### Your task:
Copy out all the lines where "name" shows up.

### Input:
####

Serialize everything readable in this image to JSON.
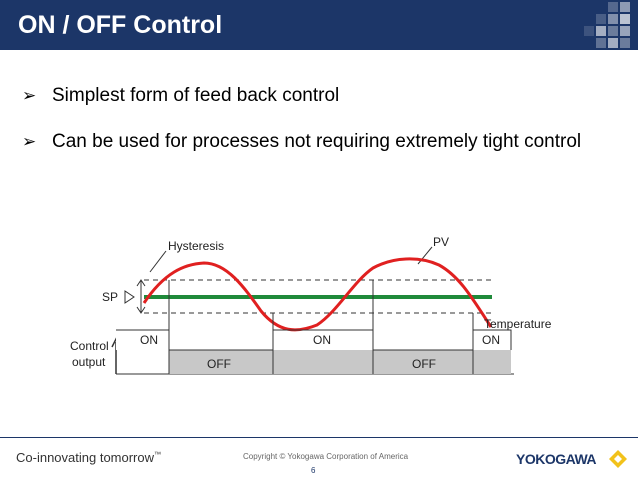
{
  "header": {
    "title": "ON / OFF Control"
  },
  "bullets": [
    "Simplest form of feed back control",
    "Can be used for processes not requiring extremely tight control"
  ],
  "diagram": {
    "label_hysteresis": "Hysteresis",
    "label_pv": "PV",
    "label_sp": "SP",
    "label_temperature": "Temperature",
    "label_control_1": "Control",
    "label_control_2": "output",
    "states": [
      "ON",
      "OFF",
      "ON",
      "OFF",
      "ON"
    ],
    "colors": {
      "pv": "#e02020",
      "sp": "#1f8a3a",
      "off_fill": "#c8c8c8"
    }
  },
  "footer": {
    "tagline": "Co-innovating tomorrow",
    "tagline_mark": "™",
    "copyright": "Copyright © Yokogawa Corporation of America",
    "page": "6",
    "logo": "YOKOGAWA"
  },
  "theme": {
    "header_bg": "#1c3668",
    "logo_yellow": "#f2c21b"
  }
}
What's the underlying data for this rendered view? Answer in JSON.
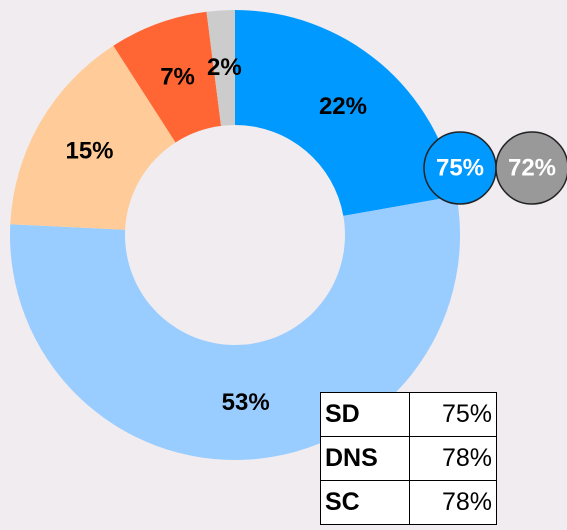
{
  "chart_data": {
    "type": "donut",
    "categories": [
      "Blue",
      "Light blue",
      "Peach",
      "Orange",
      "Gray"
    ],
    "values": [
      22,
      53,
      15,
      7,
      2
    ],
    "value_labels": [
      "22%",
      "53%",
      "15%",
      "7%",
      "2%"
    ],
    "colors": [
      "#0099ff",
      "#99ccff",
      "#ffcc99",
      "#ff6633",
      "#cccccc"
    ],
    "badges": {
      "values": [
        75,
        72
      ],
      "value_labels": [
        "75%",
        "72%"
      ],
      "colors": [
        "#0099ff",
        "#999999"
      ]
    }
  },
  "table": {
    "rows": [
      [
        "SD",
        "75%"
      ],
      [
        "DNS",
        "78%"
      ],
      [
        "SC",
        "78%"
      ]
    ]
  }
}
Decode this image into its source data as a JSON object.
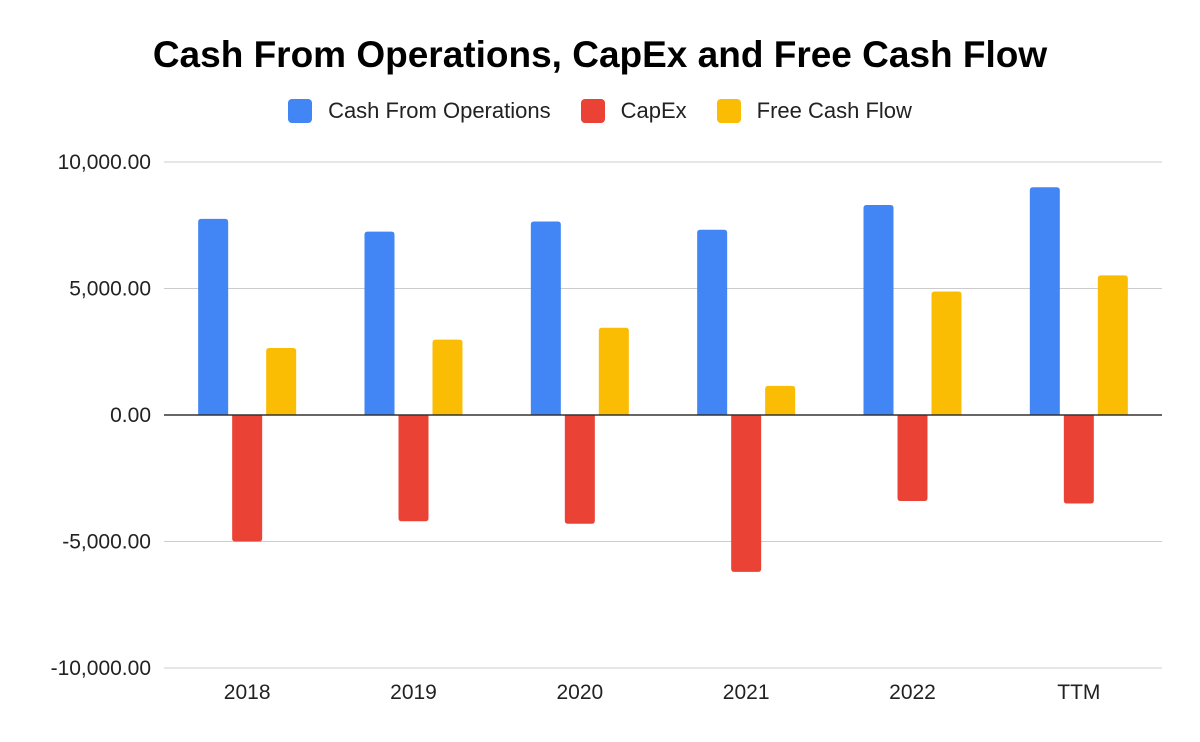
{
  "chart_data": {
    "type": "bar",
    "title": "Cash From Operations, CapEx and Free Cash Flow",
    "xlabel": "",
    "ylabel": "",
    "categories": [
      "2018",
      "2019",
      "2020",
      "2021",
      "2022",
      "TTM"
    ],
    "series": [
      {
        "name": "Cash From Operations",
        "color": "#4285F4",
        "values": [
          7750,
          7250,
          7650,
          7320,
          8300,
          9000
        ]
      },
      {
        "name": "CapEx",
        "color": "#EA4335",
        "values": [
          -5000,
          -4200,
          -4300,
          -6200,
          -3400,
          -3500
        ]
      },
      {
        "name": "Free Cash Flow",
        "color": "#FBBC04",
        "values": [
          2650,
          2980,
          3450,
          1150,
          4880,
          5520
        ]
      }
    ],
    "ylim": [
      -10000,
      10000
    ],
    "yticks": [
      10000,
      5000,
      0,
      -5000,
      -10000
    ],
    "ytick_labels": [
      "10,000.00",
      "5,000.00",
      "0.00",
      "-5,000.00",
      "-10,000.00"
    ],
    "grid": true,
    "legend_position": "top-center"
  }
}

####

### Exercise solution:
        "name": "Cash From Operations",
        "name": "CapEx",
        "name": "Free Cash Flow",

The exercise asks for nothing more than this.